What is needed> Repeat the lines below exactly as they appear, but leave out the images.

Entries from a dataset>
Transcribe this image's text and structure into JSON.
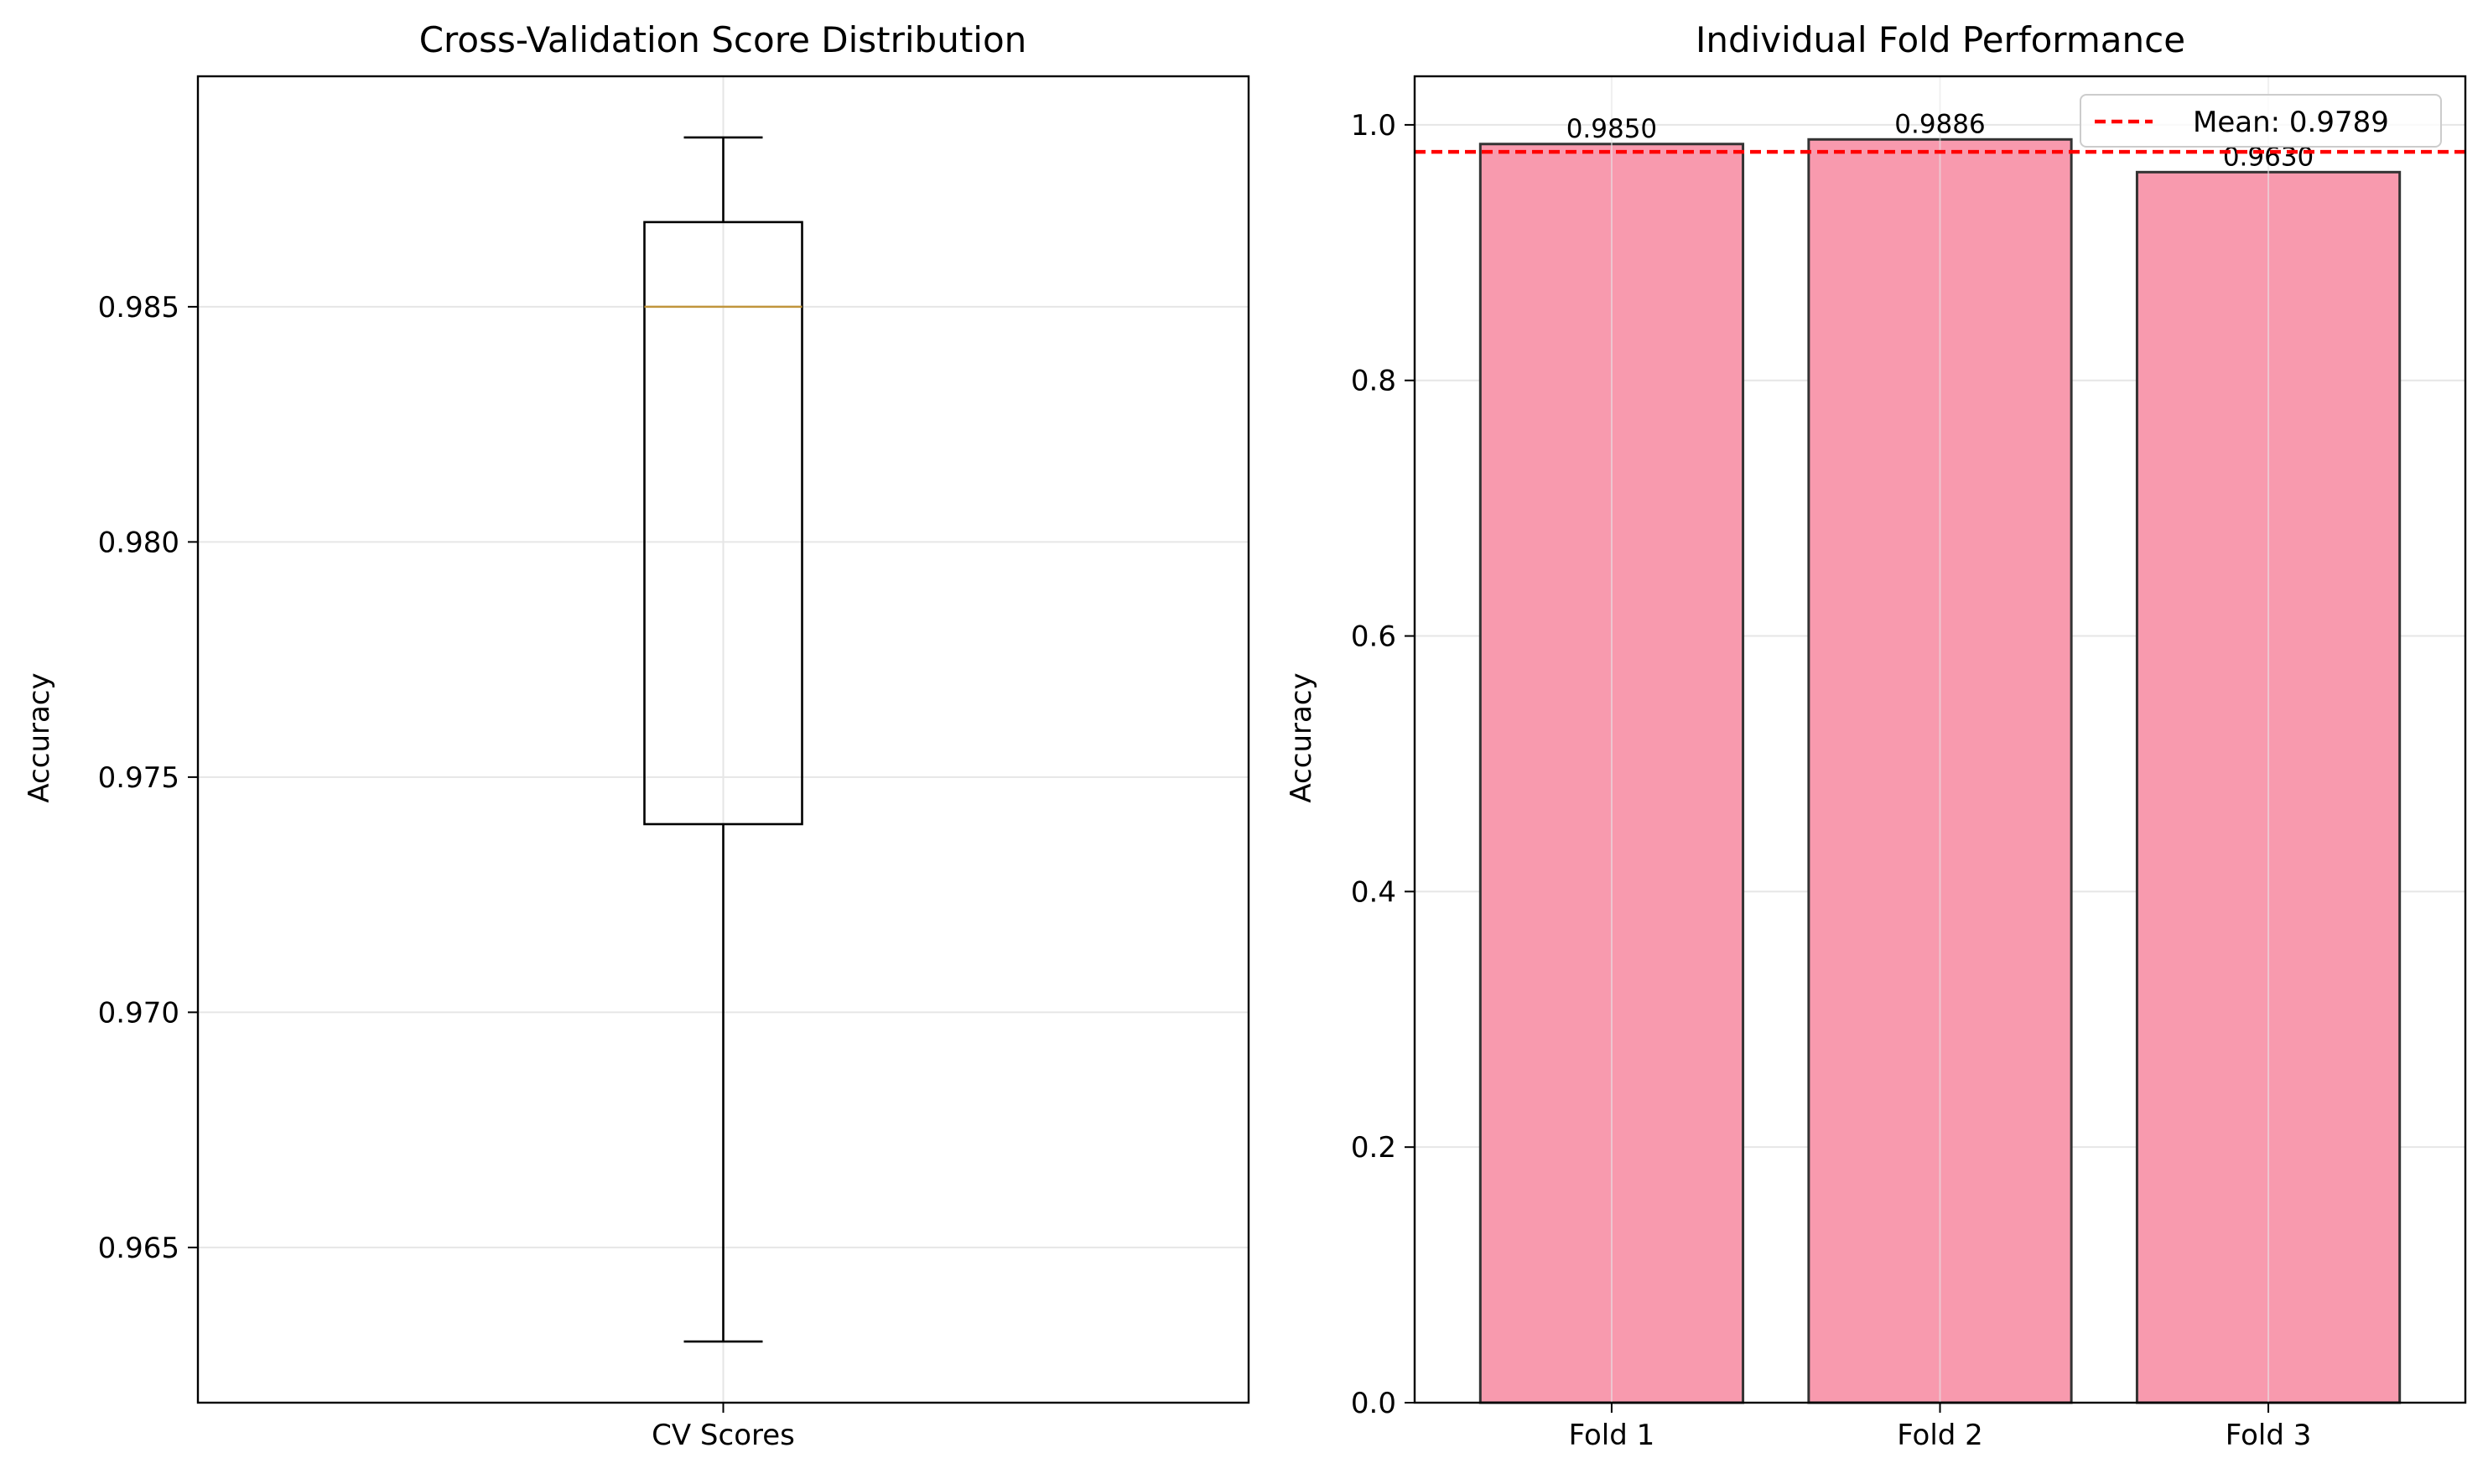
{
  "chart_data": [
    {
      "type": "box",
      "title": "Cross-Validation Score Distribution",
      "xlabel": "",
      "ylabel": "Accuracy",
      "categories": [
        "CV Scores"
      ],
      "box": {
        "whisker_low": 0.963,
        "q1": 0.974,
        "median": 0.985,
        "q3": 0.9868,
        "whisker_high": 0.9886
      },
      "ylim": [
        0.9617,
        0.9899
      ],
      "yticks": [
        {
          "value": 0.965,
          "label": "0.965"
        },
        {
          "value": 0.97,
          "label": "0.970"
        },
        {
          "value": 0.975,
          "label": "0.975"
        },
        {
          "value": 0.98,
          "label": "0.980"
        },
        {
          "value": 0.985,
          "label": "0.985"
        }
      ],
      "grid": true,
      "colors": {
        "box": "#000000",
        "median": "#c0953c",
        "grid": "#e6e6e6"
      }
    },
    {
      "type": "bar",
      "title": "Individual Fold Performance",
      "xlabel": "",
      "ylabel": "Accuracy",
      "categories": [
        "Fold 1",
        "Fold 2",
        "Fold 3"
      ],
      "values": [
        0.985,
        0.9886,
        0.963
      ],
      "data_labels": [
        "0.9850",
        "0.9886",
        "0.9630"
      ],
      "mean_line": {
        "value": 0.9789,
        "label": "Mean: 0.9789",
        "color": "#ff0000"
      },
      "ylim": [
        0.0,
        1.038
      ],
      "yticks": [
        {
          "value": 0.0,
          "label": "0.0"
        },
        {
          "value": 0.2,
          "label": "0.2"
        },
        {
          "value": 0.4,
          "label": "0.4"
        },
        {
          "value": 0.6,
          "label": "0.6"
        },
        {
          "value": 0.8,
          "label": "0.8"
        },
        {
          "value": 1.0,
          "label": "1.0"
        }
      ],
      "legend": "top-right",
      "grid": true,
      "colors": {
        "bar": "#f89aae",
        "bar_edge": "#333333",
        "grid": "#e6e6e6"
      }
    }
  ]
}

Solution for this problem>
Transcribe this image's text and structure into JSON.
{
  "chart_data": [
    {
      "type": "box",
      "title": "Cross-Validation Score Distribution",
      "xlabel": "",
      "ylabel": "Accuracy",
      "categories": [
        "CV Scores"
      ],
      "box": {
        "whisker_low": 0.963,
        "q1": 0.974,
        "median": 0.985,
        "q3": 0.9868,
        "whisker_high": 0.9886
      },
      "ylim": [
        0.9617,
        0.9899
      ],
      "yticks": [
        {
          "value": 0.965,
          "label": "0.965"
        },
        {
          "value": 0.97,
          "label": "0.970"
        },
        {
          "value": 0.975,
          "label": "0.975"
        },
        {
          "value": 0.98,
          "label": "0.980"
        },
        {
          "value": 0.985,
          "label": "0.985"
        }
      ],
      "grid": true,
      "colors": {
        "box": "#000000",
        "median": "#c0953c",
        "grid": "#e6e6e6"
      }
    },
    {
      "type": "bar",
      "title": "Individual Fold Performance",
      "xlabel": "",
      "ylabel": "Accuracy",
      "categories": [
        "Fold 1",
        "Fold 2",
        "Fold 3"
      ],
      "values": [
        0.985,
        0.9886,
        0.963
      ],
      "data_labels": [
        "0.9850",
        "0.9886",
        "0.9630"
      ],
      "mean_line": {
        "value": 0.9789,
        "label": "Mean: 0.9789",
        "color": "#ff0000"
      },
      "ylim": [
        0.0,
        1.038
      ],
      "yticks": [
        {
          "value": 0.0,
          "label": "0.0"
        },
        {
          "value": 0.2,
          "label": "0.2"
        },
        {
          "value": 0.4,
          "label": "0.4"
        },
        {
          "value": 0.6,
          "label": "0.6"
        },
        {
          "value": 0.8,
          "label": "0.8"
        },
        {
          "value": 1.0,
          "label": "1.0"
        }
      ],
      "legend": "top-right",
      "grid": true,
      "colors": {
        "bar": "#f89aae",
        "bar_edge": "#333333",
        "grid": "#e6e6e6"
      }
    }
  ]
}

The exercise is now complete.